Begin SUPPLIED DATA
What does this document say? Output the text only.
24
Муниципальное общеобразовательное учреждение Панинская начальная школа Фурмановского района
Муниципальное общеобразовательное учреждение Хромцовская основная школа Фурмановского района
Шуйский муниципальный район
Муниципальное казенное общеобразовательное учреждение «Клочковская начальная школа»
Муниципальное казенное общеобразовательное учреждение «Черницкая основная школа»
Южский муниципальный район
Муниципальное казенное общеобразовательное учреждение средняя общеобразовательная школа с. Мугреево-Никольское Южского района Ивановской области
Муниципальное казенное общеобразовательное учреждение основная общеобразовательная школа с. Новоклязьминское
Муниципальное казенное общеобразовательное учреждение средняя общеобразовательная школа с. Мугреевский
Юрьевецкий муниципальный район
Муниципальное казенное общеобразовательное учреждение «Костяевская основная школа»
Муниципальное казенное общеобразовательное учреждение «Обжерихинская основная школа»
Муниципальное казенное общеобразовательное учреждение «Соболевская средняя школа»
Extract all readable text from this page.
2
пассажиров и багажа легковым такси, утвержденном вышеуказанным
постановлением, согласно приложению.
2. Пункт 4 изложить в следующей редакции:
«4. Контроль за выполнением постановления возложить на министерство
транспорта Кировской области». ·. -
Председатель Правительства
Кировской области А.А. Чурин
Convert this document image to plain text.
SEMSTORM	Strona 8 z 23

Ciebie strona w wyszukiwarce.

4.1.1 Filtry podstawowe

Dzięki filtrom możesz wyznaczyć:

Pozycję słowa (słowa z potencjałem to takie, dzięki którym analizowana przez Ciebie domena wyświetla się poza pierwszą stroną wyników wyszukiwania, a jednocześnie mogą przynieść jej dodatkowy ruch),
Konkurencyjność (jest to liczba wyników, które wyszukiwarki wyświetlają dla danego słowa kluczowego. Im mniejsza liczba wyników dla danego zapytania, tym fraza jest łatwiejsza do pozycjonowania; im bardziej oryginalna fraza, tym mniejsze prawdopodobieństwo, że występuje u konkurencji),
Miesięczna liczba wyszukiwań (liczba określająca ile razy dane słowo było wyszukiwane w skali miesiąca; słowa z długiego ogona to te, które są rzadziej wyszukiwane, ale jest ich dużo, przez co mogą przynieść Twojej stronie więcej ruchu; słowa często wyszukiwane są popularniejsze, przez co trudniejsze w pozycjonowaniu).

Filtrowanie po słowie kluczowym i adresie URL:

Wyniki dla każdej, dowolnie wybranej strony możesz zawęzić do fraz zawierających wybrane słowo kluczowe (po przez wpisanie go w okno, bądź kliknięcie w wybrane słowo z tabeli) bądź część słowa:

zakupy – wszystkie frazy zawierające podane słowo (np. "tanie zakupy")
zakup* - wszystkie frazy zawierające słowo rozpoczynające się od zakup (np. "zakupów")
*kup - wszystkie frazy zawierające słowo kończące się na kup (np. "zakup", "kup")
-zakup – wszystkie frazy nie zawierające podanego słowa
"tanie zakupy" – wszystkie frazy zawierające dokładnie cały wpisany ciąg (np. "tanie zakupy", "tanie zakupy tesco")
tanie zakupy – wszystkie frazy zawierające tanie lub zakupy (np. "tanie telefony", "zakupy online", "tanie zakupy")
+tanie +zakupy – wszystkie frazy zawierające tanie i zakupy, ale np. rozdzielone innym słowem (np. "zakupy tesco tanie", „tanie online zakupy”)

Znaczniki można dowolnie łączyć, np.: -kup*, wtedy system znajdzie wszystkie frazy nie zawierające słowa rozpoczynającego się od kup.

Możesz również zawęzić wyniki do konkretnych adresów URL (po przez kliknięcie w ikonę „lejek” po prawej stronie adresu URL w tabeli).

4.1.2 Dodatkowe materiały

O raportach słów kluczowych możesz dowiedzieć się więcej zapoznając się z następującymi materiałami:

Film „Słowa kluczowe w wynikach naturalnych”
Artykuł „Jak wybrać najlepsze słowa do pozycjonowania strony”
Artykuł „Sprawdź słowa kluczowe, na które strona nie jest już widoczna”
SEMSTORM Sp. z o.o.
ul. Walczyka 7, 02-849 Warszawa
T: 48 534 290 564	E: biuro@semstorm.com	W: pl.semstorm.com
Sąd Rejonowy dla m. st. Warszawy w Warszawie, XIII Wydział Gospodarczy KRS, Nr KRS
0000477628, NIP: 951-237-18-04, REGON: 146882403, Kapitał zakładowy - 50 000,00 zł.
End SUPPLIED DATA
**STATED EXERCISE**
Go through the material above line by line and copy it exactly.

**WRITTEN RESPONSE**
What does this document say? Output the text only.
24
Муниципальное общеобразовательное учреждение Панинская начальная школа Фурмановского района
Муниципальное общеобразовательное учреждение Хромцовская основная школа Фурмановского района
Шуйский муниципальный район
Муниципальное казенное общеобразовательное учреждение «Клочковская начальная школа»
Муниципальное казенное общеобразовательное учреждение «Черницкая основная школа»
Южский муниципальный район
Муниципальное казенное общеобразовательное учреждение средняя общеобразовательная школа с. Мугреево-Никольское Южского района Ивановской области
Муниципальное казенное общеобразовательное учреждение основная общеобразовательная школа с. Новоклязьминское
Муниципальное казенное общеобразовательное учреждение средняя общеобразовательная школа с. Мугреевский
Юрьевецкий муниципальный район
Муниципальное казенное общеобразовательное учреждение «Костяевская основная школа»
Муниципальное казенное общеобразовательное учреждение «Обжерихинская основная школа»
Муниципальное казенное общеобразовательное учреждение «Соболевская средняя школа»
Extract all readable text from this page.
2
пассажиров и багажа легковым такси, утвержденном вышеуказанным
постановлением, согласно приложению.
2. Пункт 4 изложить в следующей редакции:
«4. Контроль за выполнением постановления возложить на министерство
транспорта Кировской области». ·. -
Председатель Правительства
Кировской области А.А. Чурин
Convert this document image to plain text.
SEMSTORM	Strona 8 z 23

Ciebie strona w wyszukiwarce.

4.1.1 Filtry podstawowe

Dzięki filtrom możesz wyznaczyć:

Pozycję słowa (słowa z potencjałem to takie, dzięki którym analizowana przez Ciebie domena wyświetla się poza pierwszą stroną wyników wyszukiwania, a jednocześnie mogą przynieść jej dodatkowy ruch),
Konkurencyjność (jest to liczba wyników, które wyszukiwarki wyświetlają dla danego słowa kluczowego. Im mniejsza liczba wyników dla danego zapytania, tym fraza jest łatwiejsza do pozycjonowania; im bardziej oryginalna fraza, tym mniejsze prawdopodobieństwo, że występuje u konkurencji),
Miesięczna liczba wyszukiwań (liczba określająca ile razy dane słowo było wyszukiwane w skali miesiąca; słowa z długiego ogona to te, które są rzadziej wyszukiwane, ale jest ich dużo, przez co mogą przynieść Twojej stronie więcej ruchu; słowa często wyszukiwane są popularniejsze, przez co trudniejsze w pozycjonowaniu).

Filtrowanie po słowie kluczowym i adresie URL:

Wyniki dla każdej, dowolnie wybranej strony możesz zawęzić do fraz zawierających wybrane słowo kluczowe (po przez wpisanie go w okno, bądź kliknięcie w wybrane słowo z tabeli) bądź część słowa:

zakupy – wszystkie frazy zawierające podane słowo (np. "tanie zakupy")
zakup* - wszystkie frazy zawierające słowo rozpoczynające się od zakup (np. "zakupów")
*kup - wszystkie frazy zawierające słowo kończące się na kup (np. "zakup", "kup")
-zakup – wszystkie frazy nie zawierające podanego słowa
"tanie zakupy" – wszystkie frazy zawierające dokładnie cały wpisany ciąg (np. "tanie zakupy", "tanie zakupy tesco")
tanie zakupy – wszystkie frazy zawierające tanie lub zakupy (np. "tanie telefony", "zakupy online", "tanie zakupy")
+tanie +zakupy – wszystkie frazy zawierające tanie i zakupy, ale np. rozdzielone innym słowem (np. "zakupy tesco tanie", „tanie online zakupy”)

Znaczniki można dowolnie łączyć, np.: -kup*, wtedy system znajdzie wszystkie frazy nie zawierające słowa rozpoczynającego się od kup.

Możesz również zawęzić wyniki do konkretnych adresów URL (po przez kliknięcie w ikonę „lejek” po prawej stronie adresu URL w tabeli).

4.1.2 Dodatkowe materiały

O raportach słów kluczowych możesz dowiedzieć się więcej zapoznając się z następującymi materiałami:

Film „Słowa kluczowe w wynikach naturalnych”
Artykuł „Jak wybrać najlepsze słowa do pozycjonowania strony”
Artykuł „Sprawdź słowa kluczowe, na które strona nie jest już widoczna”
SEMSTORM Sp. z o.o.
ul. Walczyka 7, 02-849 Warszawa
T: 48 534 290 564	E: biuro@semstorm.com	W: pl.semstorm.com
Sąd Rejonowy dla m. st. Warszawy w Warszawie, XIII Wydział Gospodarczy KRS, Nr KRS
0000477628, NIP: 951-237-18-04, REGON: 146882403, Kapitał zakładowy - 50 000,00 zł.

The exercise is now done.